WHAT YOU WILL DO
Repeat the records below exactly as they appear.

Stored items
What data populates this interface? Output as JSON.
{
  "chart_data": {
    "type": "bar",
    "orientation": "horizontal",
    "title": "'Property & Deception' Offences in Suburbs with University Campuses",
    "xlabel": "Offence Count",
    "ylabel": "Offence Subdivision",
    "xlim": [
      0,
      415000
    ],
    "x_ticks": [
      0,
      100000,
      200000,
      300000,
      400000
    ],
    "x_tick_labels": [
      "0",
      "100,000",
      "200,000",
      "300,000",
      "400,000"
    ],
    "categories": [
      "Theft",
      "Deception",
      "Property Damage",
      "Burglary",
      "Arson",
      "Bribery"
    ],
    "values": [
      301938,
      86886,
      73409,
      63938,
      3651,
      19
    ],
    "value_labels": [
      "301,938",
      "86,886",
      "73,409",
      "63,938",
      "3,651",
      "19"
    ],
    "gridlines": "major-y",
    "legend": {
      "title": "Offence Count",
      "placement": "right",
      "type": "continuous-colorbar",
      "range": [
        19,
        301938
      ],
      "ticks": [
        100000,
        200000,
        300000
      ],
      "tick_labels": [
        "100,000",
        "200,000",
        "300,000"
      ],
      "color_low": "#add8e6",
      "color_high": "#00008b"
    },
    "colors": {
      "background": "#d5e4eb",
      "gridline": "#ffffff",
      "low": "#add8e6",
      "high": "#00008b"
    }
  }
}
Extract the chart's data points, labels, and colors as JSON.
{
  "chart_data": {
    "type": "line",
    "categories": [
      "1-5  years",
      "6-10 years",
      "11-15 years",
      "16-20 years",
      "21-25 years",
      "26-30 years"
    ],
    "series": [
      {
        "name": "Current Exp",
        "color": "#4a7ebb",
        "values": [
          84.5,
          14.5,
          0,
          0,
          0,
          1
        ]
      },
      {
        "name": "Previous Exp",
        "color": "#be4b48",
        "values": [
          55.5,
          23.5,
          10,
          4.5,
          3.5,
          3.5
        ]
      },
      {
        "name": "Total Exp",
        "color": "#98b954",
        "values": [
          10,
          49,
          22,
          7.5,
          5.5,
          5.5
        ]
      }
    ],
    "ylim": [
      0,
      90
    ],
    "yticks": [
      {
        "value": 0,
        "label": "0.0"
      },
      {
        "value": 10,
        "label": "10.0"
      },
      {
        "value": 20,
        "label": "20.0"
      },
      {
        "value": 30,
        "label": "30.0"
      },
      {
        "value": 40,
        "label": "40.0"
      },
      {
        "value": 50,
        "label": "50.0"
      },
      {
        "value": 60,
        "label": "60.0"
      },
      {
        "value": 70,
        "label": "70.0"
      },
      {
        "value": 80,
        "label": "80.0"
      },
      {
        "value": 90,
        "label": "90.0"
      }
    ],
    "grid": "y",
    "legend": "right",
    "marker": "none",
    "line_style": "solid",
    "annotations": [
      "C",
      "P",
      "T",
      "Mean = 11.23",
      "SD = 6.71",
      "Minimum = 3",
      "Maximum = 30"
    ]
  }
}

THE ANSWER
What data populates this interface? Output as JSON.
{
  "chart_data": {
    "type": "bar",
    "orientation": "horizontal",
    "title": "'Property & Deception' Offences in Suburbs with University Campuses",
    "xlabel": "Offence Count",
    "ylabel": "Offence Subdivision",
    "xlim": [
      0,
      415000
    ],
    "x_ticks": [
      0,
      100000,
      200000,
      300000,
      400000
    ],
    "x_tick_labels": [
      "0",
      "100,000",
      "200,000",
      "300,000",
      "400,000"
    ],
    "categories": [
      "Theft",
      "Deception",
      "Property Damage",
      "Burglary",
      "Arson",
      "Bribery"
    ],
    "values": [
      301938,
      86886,
      73409,
      63938,
      3651,
      19
    ],
    "value_labels": [
      "301,938",
      "86,886",
      "73,409",
      "63,938",
      "3,651",
      "19"
    ],
    "gridlines": "major-y",
    "legend": {
      "title": "Offence Count",
      "placement": "right",
      "type": "continuous-colorbar",
      "range": [
        19,
        301938
      ],
      "ticks": [
        100000,
        200000,
        300000
      ],
      "tick_labels": [
        "100,000",
        "200,000",
        "300,000"
      ],
      "color_low": "#add8e6",
      "color_high": "#00008b"
    },
    "colors": {
      "background": "#d5e4eb",
      "gridline": "#ffffff",
      "low": "#add8e6",
      "high": "#00008b"
    }
  }
}
Extract the chart's data points, labels, and colors as JSON.
{
  "chart_data": {
    "type": "line",
    "categories": [
      "1-5  years",
      "6-10 years",
      "11-15 years",
      "16-20 years",
      "21-25 years",
      "26-30 years"
    ],
    "series": [
      {
        "name": "Current Exp",
        "color": "#4a7ebb",
        "values": [
          84.5,
          14.5,
          0,
          0,
          0,
          1
        ]
      },
      {
        "name": "Previous Exp",
        "color": "#be4b48",
        "values": [
          55.5,
          23.5,
          10,
          4.5,
          3.5,
          3.5
        ]
      },
      {
        "name": "Total Exp",
        "color": "#98b954",
        "values": [
          10,
          49,
          22,
          7.5,
          5.5,
          5.5
        ]
      }
    ],
    "ylim": [
      0,
      90
    ],
    "yticks": [
      {
        "value": 0,
        "label": "0.0"
      },
      {
        "value": 10,
        "label": "10.0"
      },
      {
        "value": 20,
        "label": "20.0"
      },
      {
        "value": 30,
        "label": "30.0"
      },
      {
        "value": 40,
        "label": "40.0"
      },
      {
        "value": 50,
        "label": "50.0"
      },
      {
        "value": 60,
        "label": "60.0"
      },
      {
        "value": 70,
        "label": "70.0"
      },
      {
        "value": 80,
        "label": "80.0"
      },
      {
        "value": 90,
        "label": "90.0"
      }
    ],
    "grid": "y",
    "legend": "right",
    "marker": "none",
    "line_style": "solid",
    "annotations": [
      "C",
      "P",
      "T",
      "Mean = 11.23",
      "SD = 6.71",
      "Minimum = 3",
      "Maximum = 30"
    ]
  }
}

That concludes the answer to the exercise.